Information shown
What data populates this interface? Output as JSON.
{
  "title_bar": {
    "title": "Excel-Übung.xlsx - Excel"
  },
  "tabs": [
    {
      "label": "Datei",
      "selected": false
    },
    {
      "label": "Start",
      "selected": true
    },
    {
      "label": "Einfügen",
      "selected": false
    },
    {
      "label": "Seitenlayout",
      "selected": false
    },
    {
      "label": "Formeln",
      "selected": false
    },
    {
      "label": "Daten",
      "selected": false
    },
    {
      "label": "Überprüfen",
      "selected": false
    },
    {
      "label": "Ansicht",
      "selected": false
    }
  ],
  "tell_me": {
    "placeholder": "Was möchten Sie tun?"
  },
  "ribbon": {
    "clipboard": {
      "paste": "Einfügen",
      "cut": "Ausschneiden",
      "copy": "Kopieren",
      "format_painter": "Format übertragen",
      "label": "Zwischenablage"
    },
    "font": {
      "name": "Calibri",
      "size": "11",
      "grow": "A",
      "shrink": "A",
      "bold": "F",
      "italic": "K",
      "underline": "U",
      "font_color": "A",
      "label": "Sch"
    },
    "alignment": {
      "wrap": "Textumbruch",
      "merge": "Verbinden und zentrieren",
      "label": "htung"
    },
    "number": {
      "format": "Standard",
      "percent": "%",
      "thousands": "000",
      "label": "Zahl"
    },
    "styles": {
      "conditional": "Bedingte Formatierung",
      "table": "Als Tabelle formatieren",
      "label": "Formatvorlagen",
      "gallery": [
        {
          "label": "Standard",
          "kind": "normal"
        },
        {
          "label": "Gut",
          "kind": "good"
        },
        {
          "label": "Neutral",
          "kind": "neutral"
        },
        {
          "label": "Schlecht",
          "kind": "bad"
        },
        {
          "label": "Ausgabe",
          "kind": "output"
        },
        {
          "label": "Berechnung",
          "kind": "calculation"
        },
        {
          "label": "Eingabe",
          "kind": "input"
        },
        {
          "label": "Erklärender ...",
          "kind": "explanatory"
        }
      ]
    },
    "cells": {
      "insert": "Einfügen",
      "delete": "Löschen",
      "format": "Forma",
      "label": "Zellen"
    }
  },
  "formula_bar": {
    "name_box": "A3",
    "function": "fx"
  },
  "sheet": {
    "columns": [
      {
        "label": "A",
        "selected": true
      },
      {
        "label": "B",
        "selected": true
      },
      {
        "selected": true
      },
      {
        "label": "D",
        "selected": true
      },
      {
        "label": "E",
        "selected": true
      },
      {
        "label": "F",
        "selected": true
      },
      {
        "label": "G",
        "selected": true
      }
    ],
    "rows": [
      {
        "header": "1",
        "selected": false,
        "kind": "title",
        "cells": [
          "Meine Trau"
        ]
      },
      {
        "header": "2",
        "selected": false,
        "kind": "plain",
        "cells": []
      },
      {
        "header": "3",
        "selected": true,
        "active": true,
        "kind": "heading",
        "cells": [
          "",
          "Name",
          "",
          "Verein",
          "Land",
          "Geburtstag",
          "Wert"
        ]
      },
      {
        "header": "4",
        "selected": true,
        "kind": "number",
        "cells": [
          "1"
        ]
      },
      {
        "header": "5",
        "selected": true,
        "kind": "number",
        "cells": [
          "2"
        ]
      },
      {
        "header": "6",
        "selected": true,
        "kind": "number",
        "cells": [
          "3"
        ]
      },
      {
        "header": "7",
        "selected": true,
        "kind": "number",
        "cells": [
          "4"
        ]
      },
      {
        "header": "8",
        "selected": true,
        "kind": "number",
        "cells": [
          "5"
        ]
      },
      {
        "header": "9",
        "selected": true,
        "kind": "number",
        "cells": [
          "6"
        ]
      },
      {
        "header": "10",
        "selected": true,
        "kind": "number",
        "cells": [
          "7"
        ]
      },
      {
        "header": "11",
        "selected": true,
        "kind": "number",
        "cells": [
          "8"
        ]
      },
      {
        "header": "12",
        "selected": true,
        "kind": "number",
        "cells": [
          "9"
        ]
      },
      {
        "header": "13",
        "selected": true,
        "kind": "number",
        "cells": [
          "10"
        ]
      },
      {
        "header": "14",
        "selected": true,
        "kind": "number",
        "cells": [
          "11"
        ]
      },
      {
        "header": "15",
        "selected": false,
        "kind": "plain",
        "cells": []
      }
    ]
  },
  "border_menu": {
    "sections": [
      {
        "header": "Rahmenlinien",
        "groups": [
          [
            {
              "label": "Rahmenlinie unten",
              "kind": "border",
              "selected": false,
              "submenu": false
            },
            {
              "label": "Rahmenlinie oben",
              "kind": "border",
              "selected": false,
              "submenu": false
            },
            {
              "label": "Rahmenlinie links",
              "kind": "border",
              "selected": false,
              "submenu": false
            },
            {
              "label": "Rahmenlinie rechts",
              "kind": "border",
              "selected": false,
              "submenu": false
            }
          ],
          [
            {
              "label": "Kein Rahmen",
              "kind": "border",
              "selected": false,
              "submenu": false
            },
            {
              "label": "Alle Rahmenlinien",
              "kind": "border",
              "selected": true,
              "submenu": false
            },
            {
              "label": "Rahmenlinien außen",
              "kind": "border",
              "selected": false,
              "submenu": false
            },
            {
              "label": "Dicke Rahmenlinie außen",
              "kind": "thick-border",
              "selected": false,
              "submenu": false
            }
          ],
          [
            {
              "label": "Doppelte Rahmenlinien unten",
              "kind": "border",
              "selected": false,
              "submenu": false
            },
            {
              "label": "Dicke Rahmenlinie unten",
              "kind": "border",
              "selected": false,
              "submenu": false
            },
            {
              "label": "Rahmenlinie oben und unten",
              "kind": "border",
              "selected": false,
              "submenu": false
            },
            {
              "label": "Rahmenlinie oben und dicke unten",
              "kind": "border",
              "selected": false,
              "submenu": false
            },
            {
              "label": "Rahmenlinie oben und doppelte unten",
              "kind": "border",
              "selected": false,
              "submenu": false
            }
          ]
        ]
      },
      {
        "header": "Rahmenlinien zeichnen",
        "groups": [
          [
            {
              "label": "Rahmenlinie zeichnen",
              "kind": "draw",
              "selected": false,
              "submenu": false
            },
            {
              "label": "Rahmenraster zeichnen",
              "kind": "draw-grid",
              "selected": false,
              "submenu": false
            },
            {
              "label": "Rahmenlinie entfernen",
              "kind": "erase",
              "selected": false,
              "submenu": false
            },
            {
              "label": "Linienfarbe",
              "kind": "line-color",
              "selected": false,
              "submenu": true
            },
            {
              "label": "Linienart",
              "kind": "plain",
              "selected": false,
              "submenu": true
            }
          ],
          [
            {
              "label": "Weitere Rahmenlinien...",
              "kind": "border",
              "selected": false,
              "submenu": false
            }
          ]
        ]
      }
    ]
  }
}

Goal
Output the complete data exactly as written.

Answer
What data populates this interface? Output as JSON.
{
  "title_bar": {
    "title": "Excel-Übung.xlsx - Excel"
  },
  "tabs": [
    {
      "label": "Datei",
      "selected": false
    },
    {
      "label": "Start",
      "selected": true
    },
    {
      "label": "Einfügen",
      "selected": false
    },
    {
      "label": "Seitenlayout",
      "selected": false
    },
    {
      "label": "Formeln",
      "selected": false
    },
    {
      "label": "Daten",
      "selected": false
    },
    {
      "label": "Überprüfen",
      "selected": false
    },
    {
      "label": "Ansicht",
      "selected": false
    }
  ],
  "tell_me": {
    "placeholder": "Was möchten Sie tun?"
  },
  "ribbon": {
    "clipboard": {
      "paste": "Einfügen",
      "cut": "Ausschneiden",
      "copy": "Kopieren",
      "format_painter": "Format übertragen",
      "label": "Zwischenablage"
    },
    "font": {
      "name": "Calibri",
      "size": "11",
      "grow": "A",
      "shrink": "A",
      "bold": "F",
      "italic": "K",
      "underline": "U",
      "font_color": "A",
      "label": "Sch"
    },
    "alignment": {
      "wrap": "Textumbruch",
      "merge": "Verbinden und zentrieren",
      "label": "htung"
    },
    "number": {
      "format": "Standard",
      "percent": "%",
      "thousands": "000",
      "label": "Zahl"
    },
    "styles": {
      "conditional": "Bedingte Formatierung",
      "table": "Als Tabelle formatieren",
      "label": "Formatvorlagen",
      "gallery": [
        {
          "label": "Standard",
          "kind": "normal"
        },
        {
          "label": "Gut",
          "kind": "good"
        },
        {
          "label": "Neutral",
          "kind": "neutral"
        },
        {
          "label": "Schlecht",
          "kind": "bad"
        },
        {
          "label": "Ausgabe",
          "kind": "output"
        },
        {
          "label": "Berechnung",
          "kind": "calculation"
        },
        {
          "label": "Eingabe",
          "kind": "input"
        },
        {
          "label": "Erklärender ...",
          "kind": "explanatory"
        }
      ]
    },
    "cells": {
      "insert": "Einfügen",
      "delete": "Löschen",
      "format": "Forma",
      "label": "Zellen"
    }
  },
  "formula_bar": {
    "name_box": "A3",
    "function": "fx"
  },
  "sheet": {
    "columns": [
      {
        "label": "A",
        "selected": true
      },
      {
        "label": "B",
        "selected": true
      },
      {
        "selected": true
      },
      {
        "label": "D",
        "selected": true
      },
      {
        "label": "E",
        "selected": true
      },
      {
        "label": "F",
        "selected": true
      },
      {
        "label": "G",
        "selected": true
      }
    ],
    "rows": [
      {
        "header": "1",
        "selected": false,
        "kind": "title",
        "cells": [
          "Meine Trau"
        ]
      },
      {
        "header": "2",
        "selected": false,
        "kind": "plain",
        "cells": []
      },
      {
        "header": "3",
        "selected": true,
        "active": true,
        "kind": "heading",
        "cells": [
          "",
          "Name",
          "",
          "Verein",
          "Land",
          "Geburtstag",
          "Wert"
        ]
      },
      {
        "header": "4",
        "selected": true,
        "kind": "number",
        "cells": [
          "1"
        ]
      },
      {
        "header": "5",
        "selected": true,
        "kind": "number",
        "cells": [
          "2"
        ]
      },
      {
        "header": "6",
        "selected": true,
        "kind": "number",
        "cells": [
          "3"
        ]
      },
      {
        "header": "7",
        "selected": true,
        "kind": "number",
        "cells": [
          "4"
        ]
      },
      {
        "header": "8",
        "selected": true,
        "kind": "number",
        "cells": [
          "5"
        ]
      },
      {
        "header": "9",
        "selected": true,
        "kind": "number",
        "cells": [
          "6"
        ]
      },
      {
        "header": "10",
        "selected": true,
        "kind": "number",
        "cells": [
          "7"
        ]
      },
      {
        "header": "11",
        "selected": true,
        "kind": "number",
        "cells": [
          "8"
        ]
      },
      {
        "header": "12",
        "selected": true,
        "kind": "number",
        "cells": [
          "9"
        ]
      },
      {
        "header": "13",
        "selected": true,
        "kind": "number",
        "cells": [
          "10"
        ]
      },
      {
        "header": "14",
        "selected": true,
        "kind": "number",
        "cells": [
          "11"
        ]
      },
      {
        "header": "15",
        "selected": false,
        "kind": "plain",
        "cells": []
      }
    ]
  },
  "border_menu": {
    "sections": [
      {
        "header": "Rahmenlinien",
        "groups": [
          [
            {
              "label": "Rahmenlinie unten",
              "kind": "border",
              "selected": false,
              "submenu": false
            },
            {
              "label": "Rahmenlinie oben",
              "kind": "border",
              "selected": false,
              "submenu": false
            },
            {
              "label": "Rahmenlinie links",
              "kind": "border",
              "selected": false,
              "submenu": false
            },
            {
              "label": "Rahmenlinie rechts",
              "kind": "border",
              "selected": false,
              "submenu": false
            }
          ],
          [
            {
              "label": "Kein Rahmen",
              "kind": "border",
              "selected": false,
              "submenu": false
            },
            {
              "label": "Alle Rahmenlinien",
              "kind": "border",
              "selected": true,
              "submenu": false
            },
            {
              "label": "Rahmenlinien außen",
              "kind": "border",
              "selected": false,
              "submenu": false
            },
            {
              "label": "Dicke Rahmenlinie außen",
              "kind": "thick-border",
              "selected": false,
              "submenu": false
            }
          ],
          [
            {
              "label": "Doppelte Rahmenlinien unten",
              "kind": "border",
              "selected": false,
              "submenu": false
            },
            {
              "label": "Dicke Rahmenlinie unten",
              "kind": "border",
              "selected": false,
              "submenu": false
            },
            {
              "label": "Rahmenlinie oben und unten",
              "kind": "border",
              "selected": false,
              "submenu": false
            },
            {
              "label": "Rahmenlinie oben und dicke unten",
              "kind": "border",
              "selected": false,
              "submenu": false
            },
            {
              "label": "Rahmenlinie oben und doppelte unten",
              "kind": "border",
              "selected": false,
              "submenu": false
            }
          ]
        ]
      },
      {
        "header": "Rahmenlinien zeichnen",
        "groups": [
          [
            {
              "label": "Rahmenlinie zeichnen",
              "kind": "draw",
              "selected": false,
              "submenu": false
            },
            {
              "label": "Rahmenraster zeichnen",
              "kind": "draw-grid",
              "selected": false,
              "submenu": false
            },
            {
              "label": "Rahmenlinie entfernen",
              "kind": "erase",
              "selected": false,
              "submenu": false
            },
            {
              "label": "Linienfarbe",
              "kind": "line-color",
              "selected": false,
              "submenu": true
            },
            {
              "label": "Linienart",
              "kind": "plain",
              "selected": false,
              "submenu": true
            }
          ],
          [
            {
              "label": "Weitere Rahmenlinien...",
              "kind": "border",
              "selected": false,
              "submenu": false
            }
          ]
        ]
      }
    ]
  }
}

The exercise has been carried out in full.